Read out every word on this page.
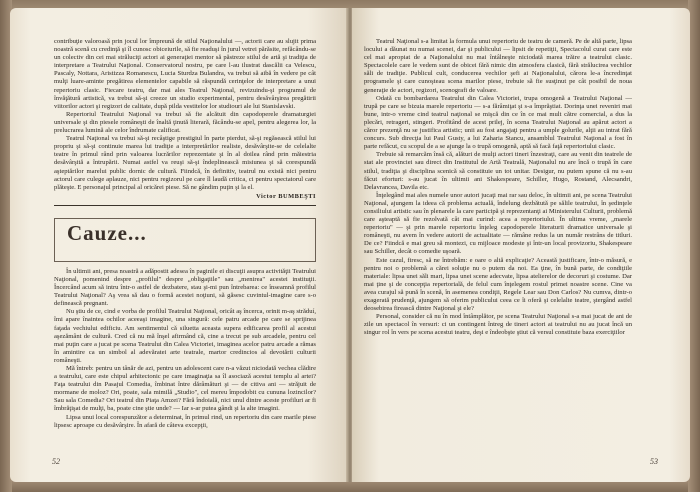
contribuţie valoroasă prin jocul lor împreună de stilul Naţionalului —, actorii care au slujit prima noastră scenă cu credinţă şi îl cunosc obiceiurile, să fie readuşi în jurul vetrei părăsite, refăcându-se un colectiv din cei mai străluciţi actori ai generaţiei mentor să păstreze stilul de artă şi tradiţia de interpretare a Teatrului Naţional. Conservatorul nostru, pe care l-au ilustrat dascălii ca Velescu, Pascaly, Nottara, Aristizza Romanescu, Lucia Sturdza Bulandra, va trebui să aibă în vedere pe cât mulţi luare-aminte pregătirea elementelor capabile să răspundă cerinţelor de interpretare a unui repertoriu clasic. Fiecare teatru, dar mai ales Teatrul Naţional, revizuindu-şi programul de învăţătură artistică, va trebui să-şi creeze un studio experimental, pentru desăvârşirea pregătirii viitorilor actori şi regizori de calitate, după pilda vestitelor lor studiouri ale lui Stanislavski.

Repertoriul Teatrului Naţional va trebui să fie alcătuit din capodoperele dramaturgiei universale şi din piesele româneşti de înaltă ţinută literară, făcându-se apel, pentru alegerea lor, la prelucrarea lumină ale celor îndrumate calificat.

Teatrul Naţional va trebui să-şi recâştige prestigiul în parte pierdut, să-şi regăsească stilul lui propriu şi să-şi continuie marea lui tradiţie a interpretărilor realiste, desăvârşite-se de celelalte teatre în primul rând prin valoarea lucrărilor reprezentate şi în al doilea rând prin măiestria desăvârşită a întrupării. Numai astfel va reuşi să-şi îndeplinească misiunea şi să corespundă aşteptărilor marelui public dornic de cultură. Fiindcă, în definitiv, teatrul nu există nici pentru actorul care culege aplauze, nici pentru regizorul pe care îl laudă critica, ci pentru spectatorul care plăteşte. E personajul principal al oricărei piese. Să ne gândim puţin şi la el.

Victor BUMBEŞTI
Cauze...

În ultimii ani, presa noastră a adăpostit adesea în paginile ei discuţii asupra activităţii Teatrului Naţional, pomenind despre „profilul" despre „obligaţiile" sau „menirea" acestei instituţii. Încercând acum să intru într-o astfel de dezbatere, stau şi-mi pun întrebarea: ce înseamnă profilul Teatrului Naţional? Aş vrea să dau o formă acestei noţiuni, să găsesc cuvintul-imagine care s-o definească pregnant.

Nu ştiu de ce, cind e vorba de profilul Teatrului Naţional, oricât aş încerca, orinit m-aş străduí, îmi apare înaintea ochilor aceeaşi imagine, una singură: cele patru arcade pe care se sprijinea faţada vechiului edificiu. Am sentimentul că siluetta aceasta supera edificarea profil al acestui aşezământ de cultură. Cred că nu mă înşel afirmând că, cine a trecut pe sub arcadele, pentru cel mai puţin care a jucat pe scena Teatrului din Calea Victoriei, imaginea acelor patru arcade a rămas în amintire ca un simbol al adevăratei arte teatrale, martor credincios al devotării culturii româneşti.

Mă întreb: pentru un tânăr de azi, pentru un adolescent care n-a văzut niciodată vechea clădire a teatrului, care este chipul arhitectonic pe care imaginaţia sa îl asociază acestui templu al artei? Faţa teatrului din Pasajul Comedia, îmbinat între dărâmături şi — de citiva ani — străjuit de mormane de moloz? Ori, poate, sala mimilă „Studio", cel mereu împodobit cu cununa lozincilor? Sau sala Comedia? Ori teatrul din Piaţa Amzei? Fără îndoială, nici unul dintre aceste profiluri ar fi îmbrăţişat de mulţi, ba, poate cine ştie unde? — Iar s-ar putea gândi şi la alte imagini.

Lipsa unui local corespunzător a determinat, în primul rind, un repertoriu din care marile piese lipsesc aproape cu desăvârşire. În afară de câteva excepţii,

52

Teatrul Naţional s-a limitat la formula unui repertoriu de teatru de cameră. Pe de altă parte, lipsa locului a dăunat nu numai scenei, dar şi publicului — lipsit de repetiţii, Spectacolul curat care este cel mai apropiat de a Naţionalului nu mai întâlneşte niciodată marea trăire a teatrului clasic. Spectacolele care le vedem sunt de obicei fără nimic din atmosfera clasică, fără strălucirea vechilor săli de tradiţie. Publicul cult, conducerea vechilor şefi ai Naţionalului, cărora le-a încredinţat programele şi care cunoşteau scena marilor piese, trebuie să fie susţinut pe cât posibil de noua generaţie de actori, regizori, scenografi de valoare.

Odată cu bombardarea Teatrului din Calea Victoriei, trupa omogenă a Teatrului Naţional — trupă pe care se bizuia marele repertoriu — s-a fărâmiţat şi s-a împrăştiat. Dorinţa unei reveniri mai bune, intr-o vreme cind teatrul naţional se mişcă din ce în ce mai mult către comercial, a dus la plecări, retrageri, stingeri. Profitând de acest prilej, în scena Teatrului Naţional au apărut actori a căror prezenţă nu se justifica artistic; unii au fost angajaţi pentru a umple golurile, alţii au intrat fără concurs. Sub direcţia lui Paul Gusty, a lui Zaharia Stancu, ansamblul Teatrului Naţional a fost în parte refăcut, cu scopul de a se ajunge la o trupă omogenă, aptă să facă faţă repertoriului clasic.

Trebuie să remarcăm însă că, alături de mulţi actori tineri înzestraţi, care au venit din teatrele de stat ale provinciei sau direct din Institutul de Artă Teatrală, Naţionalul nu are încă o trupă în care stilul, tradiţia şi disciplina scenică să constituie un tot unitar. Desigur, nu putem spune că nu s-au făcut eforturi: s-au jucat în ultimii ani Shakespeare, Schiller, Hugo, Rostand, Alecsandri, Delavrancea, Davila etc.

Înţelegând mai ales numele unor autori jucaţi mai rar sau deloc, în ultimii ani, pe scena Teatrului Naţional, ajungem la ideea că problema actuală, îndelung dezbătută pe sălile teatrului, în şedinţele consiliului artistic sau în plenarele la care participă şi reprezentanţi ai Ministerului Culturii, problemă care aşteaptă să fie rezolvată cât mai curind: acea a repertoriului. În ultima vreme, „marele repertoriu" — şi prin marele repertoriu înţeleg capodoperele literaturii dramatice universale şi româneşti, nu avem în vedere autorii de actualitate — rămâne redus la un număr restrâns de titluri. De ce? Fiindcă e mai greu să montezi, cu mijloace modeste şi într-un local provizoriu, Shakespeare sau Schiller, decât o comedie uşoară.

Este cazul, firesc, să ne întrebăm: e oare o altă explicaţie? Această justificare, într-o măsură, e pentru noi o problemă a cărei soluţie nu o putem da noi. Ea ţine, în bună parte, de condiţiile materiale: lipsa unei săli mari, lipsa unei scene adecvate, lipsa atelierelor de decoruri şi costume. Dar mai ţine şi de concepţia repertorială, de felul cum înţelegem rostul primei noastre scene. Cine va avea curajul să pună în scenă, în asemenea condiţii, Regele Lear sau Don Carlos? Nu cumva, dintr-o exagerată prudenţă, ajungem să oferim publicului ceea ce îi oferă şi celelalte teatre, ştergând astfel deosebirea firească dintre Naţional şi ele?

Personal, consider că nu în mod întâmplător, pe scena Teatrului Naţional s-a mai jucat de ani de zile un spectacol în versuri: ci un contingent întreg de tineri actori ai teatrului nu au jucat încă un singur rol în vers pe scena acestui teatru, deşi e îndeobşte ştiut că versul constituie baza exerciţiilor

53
:::::
• YOUR OBJECTIVE
Using the data above, write out every line exactly, leaving the images behind.

• RESPONSE
Read out every word on this page.
contribuţie valoroasă prin jocul lor împreună de stilul Naţionalului —, actorii care au slujit prima noastră scenă cu credinţă şi îl cunosc obiceiurile, să fie readuşi în jurul vetrei părăsite, refăcându-se un colectiv din cei mai străluciţi actori ai generaţiei mentor să păstreze stilul de artă şi tradiţia de interpretare a Teatrului Naţional. Conservatorul nostru, pe care l-au ilustrat dascălii ca Velescu, Pascaly, Nottara, Aristizza Romanescu, Lucia Sturdza Bulandra, va trebui să aibă în vedere pe cât mulţi luare-aminte pregătirea elementelor capabile să răspundă cerinţelor de interpretare a unui repertoriu clasic. Fiecare teatru, dar mai ales Teatrul Naţional, revizuindu-şi programul de învăţătură artistică, va trebui să-şi creeze un studio experimental, pentru desăvârşirea pregătirii viitorilor actori şi regizori de calitate, după pilda vestitelor lor studiouri ale lui Stanislavski.

Repertoriul Teatrului Naţional va trebui să fie alcătuit din capodoperele dramaturgiei universale şi din piesele româneşti de înaltă ţinută literară, făcându-se apel, pentru alegerea lor, la prelucrarea lumină ale celor îndrumate calificat.

Teatrul Naţional va trebui să-şi recâştige prestigiul în parte pierdut, să-şi regăsească stilul lui propriu şi să-şi continuie marea lui tradiţie a interpretărilor realiste, desăvârşite-se de celelalte teatre în primul rând prin valoarea lucrărilor reprezentate şi în al doilea rând prin măiestria desăvârşită a întrupării. Numai astfel va reuşi să-şi îndeplinească misiunea şi să corespundă aşteptărilor marelui public dornic de cultură. Fiindcă, în definitiv, teatrul nu există nici pentru actorul care culege aplauze, nici pentru regizorul pe care îl laudă critica, ci pentru spectatorul care plăteşte. E personajul principal al oricărei piese. Să ne gândim puţin şi la el.

Victor BUMBEŞTI
Cauze...

În ultimii ani, presa noastră a adăpostit adesea în paginile ei discuţii asupra activităţii Teatrului Naţional, pomenind despre „profilul" despre „obligaţiile" sau „menirea" acestei instituţii. Încercând acum să intru într-o astfel de dezbatere, stau şi-mi pun întrebarea: ce înseamnă profilul Teatrului Naţional? Aş vrea să dau o formă acestei noţiuni, să găsesc cuvintul-imagine care s-o definească pregnant.

Nu ştiu de ce, cind e vorba de profilul Teatrului Naţional, oricât aş încerca, orinit m-aş străduí, îmi apare înaintea ochilor aceeaşi imagine, una singură: cele patru arcade pe care se sprijinea faţada vechiului edificiu. Am sentimentul că siluetta aceasta supera edificarea profil al acestui aşezământ de cultură. Cred că nu mă înşel afirmând că, cine a trecut pe sub arcadele, pentru cel mai puţin care a jucat pe scena Teatrului din Calea Victoriei, imaginea acelor patru arcade a rămas în amintire ca un simbol al adevăratei arte teatrale, martor credincios al devotării culturii româneşti.

Mă întreb: pentru un tânăr de azi, pentru un adolescent care n-a văzut niciodată vechea clădire a teatrului, care este chipul arhitectonic pe care imaginaţia sa îl asociază acestui templu al artei? Faţa teatrului din Pasajul Comedia, îmbinat între dărâmături şi — de citiva ani — străjuit de mormane de moloz? Ori, poate, sala mimilă „Studio", cel mereu împodobit cu cununa lozincilor? Sau sala Comedia? Ori teatrul din Piaţa Amzei? Fără îndoială, nici unul dintre aceste profiluri ar fi îmbrăţişat de mulţi, ba, poate cine ştie unde? — Iar s-ar putea gândi şi la alte imagini.

Lipsa unui local corespunzător a determinat, în primul rind, un repertoriu din care marile piese lipsesc aproape cu desăvârşire. În afară de câteva excepţii,

52

Teatrul Naţional s-a limitat la formula unui repertoriu de teatru de cameră. Pe de altă parte, lipsa locului a dăunat nu numai scenei, dar şi publicului — lipsit de repetiţii, Spectacolul curat care este cel mai apropiat de a Naţionalului nu mai întâlneşte niciodată marea trăire a teatrului clasic. Spectacolele care le vedem sunt de obicei fără nimic din atmosfera clasică, fără strălucirea vechilor săli de tradiţie. Publicul cult, conducerea vechilor şefi ai Naţionalului, cărora le-a încredinţat programele şi care cunoşteau scena marilor piese, trebuie să fie susţinut pe cât posibil de noua generaţie de actori, regizori, scenografi de valoare.

Odată cu bombardarea Teatrului din Calea Victoriei, trupa omogenă a Teatrului Naţional — trupă pe care se bizuia marele repertoriu — s-a fărâmiţat şi s-a împrăştiat. Dorinţa unei reveniri mai bune, intr-o vreme cind teatrul naţional se mişcă din ce în ce mai mult către comercial, a dus la plecări, retrageri, stingeri. Profitând de acest prilej, în scena Teatrului Naţional au apărut actori a căror prezenţă nu se justifica artistic; unii au fost angajaţi pentru a umple golurile, alţii au intrat fără concurs. Sub direcţia lui Paul Gusty, a lui Zaharia Stancu, ansamblul Teatrului Naţional a fost în parte refăcut, cu scopul de a se ajunge la o trupă omogenă, aptă să facă faţă repertoriului clasic.

Trebuie să remarcăm însă că, alături de mulţi actori tineri înzestraţi, care au venit din teatrele de stat ale provinciei sau direct din Institutul de Artă Teatrală, Naţionalul nu are încă o trupă în care stilul, tradiţia şi disciplina scenică să constituie un tot unitar. Desigur, nu putem spune că nu s-au făcut eforturi: s-au jucat în ultimii ani Shakespeare, Schiller, Hugo, Rostand, Alecsandri, Delavrancea, Davila etc.

Înţelegând mai ales numele unor autori jucaţi mai rar sau deloc, în ultimii ani, pe scena Teatrului Naţional, ajungem la ideea că problema actuală, îndelung dezbătută pe sălile teatrului, în şedinţele consiliului artistic sau în plenarele la care participă şi reprezentanţi ai Ministerului Culturii, problemă care aşteaptă să fie rezolvată cât mai curind: acea a repertoriului. În ultima vreme, „marele repertoriu" — şi prin marele repertoriu înţeleg capodoperele literaturii dramatice universale şi româneşti, nu avem în vedere autorii de actualitate — rămâne redus la un număr restrâns de titluri. De ce? Fiindcă e mai greu să montezi, cu mijloace modeste şi într-un local provizoriu, Shakespeare sau Schiller, decât o comedie uşoară.

Este cazul, firesc, să ne întrebăm: e oare o altă explicaţie? Această justificare, într-o măsură, e pentru noi o problemă a cărei soluţie nu o putem da noi. Ea ţine, în bună parte, de condiţiile materiale: lipsa unei săli mari, lipsa unei scene adecvate, lipsa atelierelor de decoruri şi costume. Dar mai ţine şi de concepţia repertorială, de felul cum înţelegem rostul primei noastre scene. Cine va avea curajul să pună în scenă, în asemenea condiţii, Regele Lear sau Don Carlos? Nu cumva, dintr-o exagerată prudenţă, ajungem să oferim publicului ceea ce îi oferă şi celelalte teatre, ştergând astfel deosebirea firească dintre Naţional şi ele?

Personal, consider că nu în mod întâmplător, pe scena Teatrului Naţional s-a mai jucat de ani de zile un spectacol în versuri: ci un contingent întreg de tineri actori ai teatrului nu au jucat încă un singur rol în vers pe scena acestui teatru, deşi e îndeobşte ştiut că versul constituie baza exerciţiilor

53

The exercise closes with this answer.